— BEGIN Material for the task —

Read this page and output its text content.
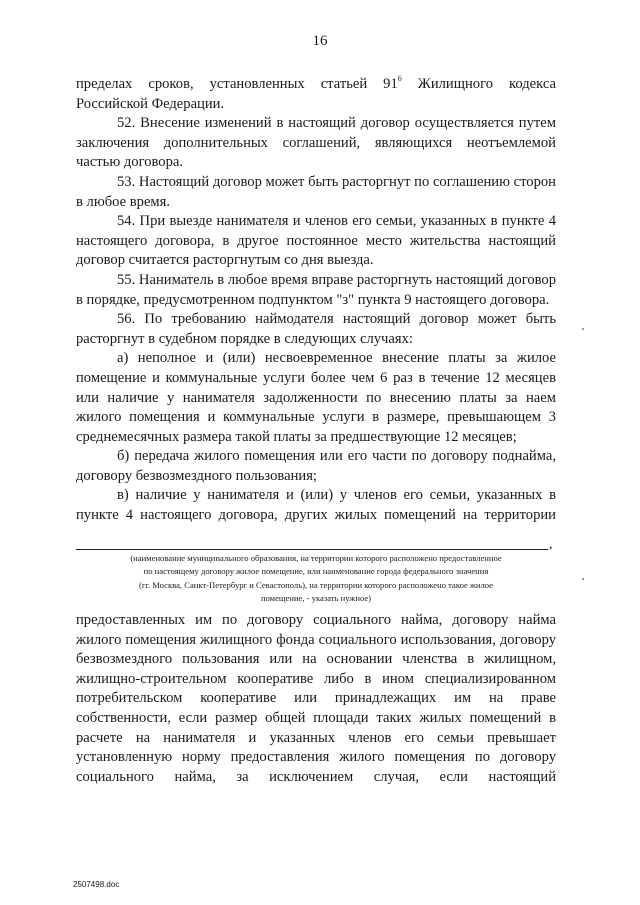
16

пределах сроков, установленных статьей $91^6$ Жилищного кодекса Российской Федерации.

52. Внесение изменений в настоящий договор осуществляется путем заключения дополнительных соглашений, являющихся неотъемлемой частью договора.

53. Настоящий договор может быть расторгнут по соглашению сторон в любое время.

54. При выезде нанимателя и членов его семьи, указанных в пункте 4 настоящего договора, в другое постоянное место жительства настоящий договор считается расторгнутым со дня выезда.

55. Наниматель в любое время вправе расторгнуть настоящий договор в порядке, предусмотренном подпунктом "з" пункта 9 настоящего договора.

56. По требованию наймодателя настоящий договор может быть расторгнут в судебном порядке в следующих случаях:

а) неполное и (или) несвоевременное внесение платы за жилое помещение и коммунальные услуги более чем 6 раз в течение 12 месяцев или наличие у нанимателя задолженности по внесению платы за наем жилого помещения и коммунальные услуги в размере, превышающем 3 среднемесячных размера такой платы за предшествующие 12 месяцев;

б) передача жилого помещения или его части по договору поднайма, договору безвозмездного пользования;

в) наличие у нанимателя и (или) у членов его семьи, указанных в пункте 4 настоящего договора, других жилых помещений на территории

,
(наименование муниципального образования, на территории которого расположено предоставленное
по настоящему договору жилое помещение, или наименование города федерального значения
(гг. Москва, Санкт-Петербург и Севастополь), на территории которого расположено такое жилое
помещение, - указать нужное)

предоставленных им по договору социального найма, договору найма жилого помещения жилищного фонда социального использования, договору безвозмездного пользования или на основании членства в жилищном, жилищно-строительном кооперативе либо в ином специализированном потребительском кооперативе или принадлежащих им на праве собственности, если размер общей площади таких жилых помещений в расчете на нанимателя и указанных членов его семьи превышает установленную норму предоставления жилого помещения по договору социального найма, за исключением случая, если настоящий

2507498.doc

— END Material for the task —

## Goal of the exercise:
Transcribe the listing in full and omit the pictures.

## Result of this exercise:
Read this page and output its text content.
16

пределах сроков, установленных статьей $91^6$ Жилищного кодекса Российской Федерации.

52. Внесение изменений в настоящий договор осуществляется путем заключения дополнительных соглашений, являющихся неотъемлемой частью договора.

53. Настоящий договор может быть расторгнут по соглашению сторон в любое время.

54. При выезде нанимателя и членов его семьи, указанных в пункте 4 настоящего договора, в другое постоянное место жительства настоящий договор считается расторгнутым со дня выезда.

55. Наниматель в любое время вправе расторгнуть настоящий договор в порядке, предусмотренном подпунктом "з" пункта 9 настоящего договора.

56. По требованию наймодателя настоящий договор может быть расторгнут в судебном порядке в следующих случаях:

а) неполное и (или) несвоевременное внесение платы за жилое помещение и коммунальные услуги более чем 6 раз в течение 12 месяцев или наличие у нанимателя задолженности по внесению платы за наем жилого помещения и коммунальные услуги в размере, превышающем 3 среднемесячных размера такой платы за предшествующие 12 месяцев;

б) передача жилого помещения или его части по договору поднайма, договору безвозмездного пользования;

в) наличие у нанимателя и (или) у членов его семьи, указанных в пункте 4 настоящего договора, других жилых помещений на территории

,
(наименование муниципального образования, на территории которого расположено предоставленное
по настоящему договору жилое помещение, или наименование города федерального значения
(гг. Москва, Санкт-Петербург и Севастополь), на территории которого расположено такое жилое
помещение, - указать нужное)

предоставленных им по договору социального найма, договору найма жилого помещения жилищного фонда социального использования, договору безвозмездного пользования или на основании членства в жилищном, жилищно-строительном кооперативе либо в ином специализированном потребительском кооперативе или принадлежащих им на праве собственности, если размер общей площади таких жилых помещений в расчете на нанимателя и указанных членов его семьи превышает установленную норму предоставления жилого помещения по договору социального найма, за исключением случая, если настоящий

2507498.doc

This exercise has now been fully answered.